(Recorded data)
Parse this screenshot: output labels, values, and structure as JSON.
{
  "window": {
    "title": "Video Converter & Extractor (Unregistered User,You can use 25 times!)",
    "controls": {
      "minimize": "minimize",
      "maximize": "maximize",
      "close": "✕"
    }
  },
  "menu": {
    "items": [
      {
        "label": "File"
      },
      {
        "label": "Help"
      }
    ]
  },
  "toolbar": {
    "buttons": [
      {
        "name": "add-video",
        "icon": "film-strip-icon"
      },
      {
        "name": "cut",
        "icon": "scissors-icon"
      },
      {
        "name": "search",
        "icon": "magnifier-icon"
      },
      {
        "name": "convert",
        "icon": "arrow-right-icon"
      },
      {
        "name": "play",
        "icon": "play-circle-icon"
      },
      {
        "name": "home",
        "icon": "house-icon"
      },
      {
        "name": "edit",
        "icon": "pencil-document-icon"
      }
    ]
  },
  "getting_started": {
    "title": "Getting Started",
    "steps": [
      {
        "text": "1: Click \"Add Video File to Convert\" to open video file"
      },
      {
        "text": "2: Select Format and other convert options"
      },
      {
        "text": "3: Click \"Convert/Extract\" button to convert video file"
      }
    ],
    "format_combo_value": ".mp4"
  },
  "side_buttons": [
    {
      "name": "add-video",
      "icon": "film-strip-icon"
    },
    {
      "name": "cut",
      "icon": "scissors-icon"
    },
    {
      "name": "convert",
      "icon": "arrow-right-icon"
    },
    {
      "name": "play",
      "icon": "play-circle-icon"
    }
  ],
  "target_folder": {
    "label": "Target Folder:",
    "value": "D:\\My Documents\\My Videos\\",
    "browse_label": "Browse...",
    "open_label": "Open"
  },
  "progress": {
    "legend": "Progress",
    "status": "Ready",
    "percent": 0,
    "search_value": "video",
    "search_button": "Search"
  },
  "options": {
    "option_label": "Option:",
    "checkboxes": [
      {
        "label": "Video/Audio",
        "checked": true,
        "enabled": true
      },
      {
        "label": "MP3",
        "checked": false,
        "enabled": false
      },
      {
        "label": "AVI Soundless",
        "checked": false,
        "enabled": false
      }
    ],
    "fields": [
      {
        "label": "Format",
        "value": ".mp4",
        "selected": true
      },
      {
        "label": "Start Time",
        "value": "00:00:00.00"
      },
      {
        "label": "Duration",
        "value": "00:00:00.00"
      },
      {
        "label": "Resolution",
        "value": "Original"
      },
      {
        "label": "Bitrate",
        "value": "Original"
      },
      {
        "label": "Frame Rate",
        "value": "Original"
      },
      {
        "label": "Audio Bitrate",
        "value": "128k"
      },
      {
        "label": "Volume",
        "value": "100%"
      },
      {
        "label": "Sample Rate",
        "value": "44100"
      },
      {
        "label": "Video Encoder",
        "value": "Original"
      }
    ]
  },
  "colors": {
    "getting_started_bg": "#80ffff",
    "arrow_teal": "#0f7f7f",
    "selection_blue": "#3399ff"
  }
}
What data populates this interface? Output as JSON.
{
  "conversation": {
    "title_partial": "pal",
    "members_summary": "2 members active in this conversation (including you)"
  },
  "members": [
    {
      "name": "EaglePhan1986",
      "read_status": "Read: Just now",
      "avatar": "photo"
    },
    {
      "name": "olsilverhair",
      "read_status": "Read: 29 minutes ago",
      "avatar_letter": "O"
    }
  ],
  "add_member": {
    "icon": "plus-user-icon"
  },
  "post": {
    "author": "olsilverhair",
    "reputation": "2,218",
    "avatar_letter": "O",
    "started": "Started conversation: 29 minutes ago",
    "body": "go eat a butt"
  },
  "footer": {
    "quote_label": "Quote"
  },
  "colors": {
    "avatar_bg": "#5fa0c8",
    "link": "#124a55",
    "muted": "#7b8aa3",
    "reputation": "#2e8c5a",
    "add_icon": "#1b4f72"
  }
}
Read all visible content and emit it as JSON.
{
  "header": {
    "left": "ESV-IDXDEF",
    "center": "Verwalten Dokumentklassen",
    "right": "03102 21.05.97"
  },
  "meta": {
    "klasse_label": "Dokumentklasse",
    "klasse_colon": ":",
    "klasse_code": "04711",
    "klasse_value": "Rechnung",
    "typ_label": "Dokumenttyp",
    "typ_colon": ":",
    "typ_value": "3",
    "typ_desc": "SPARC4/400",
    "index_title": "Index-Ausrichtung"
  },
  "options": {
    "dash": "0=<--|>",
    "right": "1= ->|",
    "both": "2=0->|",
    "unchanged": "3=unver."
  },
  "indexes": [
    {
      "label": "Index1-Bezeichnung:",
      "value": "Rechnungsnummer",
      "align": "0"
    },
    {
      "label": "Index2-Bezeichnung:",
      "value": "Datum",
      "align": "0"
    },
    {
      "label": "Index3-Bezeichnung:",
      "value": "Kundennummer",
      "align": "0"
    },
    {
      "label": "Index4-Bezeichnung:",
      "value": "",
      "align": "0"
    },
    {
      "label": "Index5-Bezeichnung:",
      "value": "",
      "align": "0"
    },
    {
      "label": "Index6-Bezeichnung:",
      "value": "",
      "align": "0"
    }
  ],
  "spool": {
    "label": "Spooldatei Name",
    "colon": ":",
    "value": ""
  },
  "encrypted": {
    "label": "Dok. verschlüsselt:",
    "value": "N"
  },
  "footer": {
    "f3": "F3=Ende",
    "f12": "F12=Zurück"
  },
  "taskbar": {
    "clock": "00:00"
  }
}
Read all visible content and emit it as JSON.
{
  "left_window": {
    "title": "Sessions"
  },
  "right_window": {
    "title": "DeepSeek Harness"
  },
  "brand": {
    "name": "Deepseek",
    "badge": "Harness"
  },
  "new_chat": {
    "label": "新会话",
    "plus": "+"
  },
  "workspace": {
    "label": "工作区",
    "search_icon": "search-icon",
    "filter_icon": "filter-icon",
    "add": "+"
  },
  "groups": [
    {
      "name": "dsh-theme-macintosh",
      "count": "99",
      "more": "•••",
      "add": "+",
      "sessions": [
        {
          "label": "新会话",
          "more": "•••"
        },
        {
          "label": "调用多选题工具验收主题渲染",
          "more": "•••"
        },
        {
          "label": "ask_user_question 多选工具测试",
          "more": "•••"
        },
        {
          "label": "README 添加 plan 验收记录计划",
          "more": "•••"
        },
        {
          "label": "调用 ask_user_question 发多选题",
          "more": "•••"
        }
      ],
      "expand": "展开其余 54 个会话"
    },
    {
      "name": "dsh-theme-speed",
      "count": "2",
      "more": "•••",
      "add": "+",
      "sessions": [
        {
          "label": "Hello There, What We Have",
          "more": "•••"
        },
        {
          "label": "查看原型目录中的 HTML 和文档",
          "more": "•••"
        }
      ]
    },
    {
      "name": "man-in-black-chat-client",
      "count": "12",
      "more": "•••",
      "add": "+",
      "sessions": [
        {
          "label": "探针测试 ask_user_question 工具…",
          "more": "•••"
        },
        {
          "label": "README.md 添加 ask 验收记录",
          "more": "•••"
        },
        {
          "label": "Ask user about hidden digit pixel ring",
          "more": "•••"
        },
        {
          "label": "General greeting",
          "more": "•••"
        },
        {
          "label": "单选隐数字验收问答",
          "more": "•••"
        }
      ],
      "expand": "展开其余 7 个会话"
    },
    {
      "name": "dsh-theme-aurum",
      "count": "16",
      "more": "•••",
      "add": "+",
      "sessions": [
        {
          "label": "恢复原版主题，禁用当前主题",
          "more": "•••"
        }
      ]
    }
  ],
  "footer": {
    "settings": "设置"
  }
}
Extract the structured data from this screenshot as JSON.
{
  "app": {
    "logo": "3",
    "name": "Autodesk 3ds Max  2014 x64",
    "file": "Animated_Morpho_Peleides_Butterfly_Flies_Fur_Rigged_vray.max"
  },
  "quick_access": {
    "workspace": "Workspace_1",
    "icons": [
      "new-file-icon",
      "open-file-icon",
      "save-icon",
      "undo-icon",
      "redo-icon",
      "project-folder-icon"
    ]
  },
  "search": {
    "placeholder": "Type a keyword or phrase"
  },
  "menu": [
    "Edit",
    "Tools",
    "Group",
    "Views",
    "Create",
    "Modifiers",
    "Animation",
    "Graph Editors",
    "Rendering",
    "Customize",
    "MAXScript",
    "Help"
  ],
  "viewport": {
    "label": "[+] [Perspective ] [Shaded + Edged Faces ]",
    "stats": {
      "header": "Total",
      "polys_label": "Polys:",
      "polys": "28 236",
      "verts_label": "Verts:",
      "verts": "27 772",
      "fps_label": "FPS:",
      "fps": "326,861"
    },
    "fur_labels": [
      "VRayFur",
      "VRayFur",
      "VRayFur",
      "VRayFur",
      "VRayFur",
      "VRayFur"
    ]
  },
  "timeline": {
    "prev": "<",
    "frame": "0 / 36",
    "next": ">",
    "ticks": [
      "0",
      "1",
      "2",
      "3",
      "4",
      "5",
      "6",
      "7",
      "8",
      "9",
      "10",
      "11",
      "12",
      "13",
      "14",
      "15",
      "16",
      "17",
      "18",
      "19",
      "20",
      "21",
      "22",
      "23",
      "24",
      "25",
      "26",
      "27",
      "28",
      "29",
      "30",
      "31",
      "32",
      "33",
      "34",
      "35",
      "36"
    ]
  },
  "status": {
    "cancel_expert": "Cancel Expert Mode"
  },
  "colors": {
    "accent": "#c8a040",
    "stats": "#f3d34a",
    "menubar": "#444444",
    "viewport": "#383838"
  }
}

» The task: In the records above, find each line with the word "screenshot" and copy it.

» Output:
Parse this screenshot: output labels, values, and structure as JSON.
Extract the structured data from this screenshot as JSON.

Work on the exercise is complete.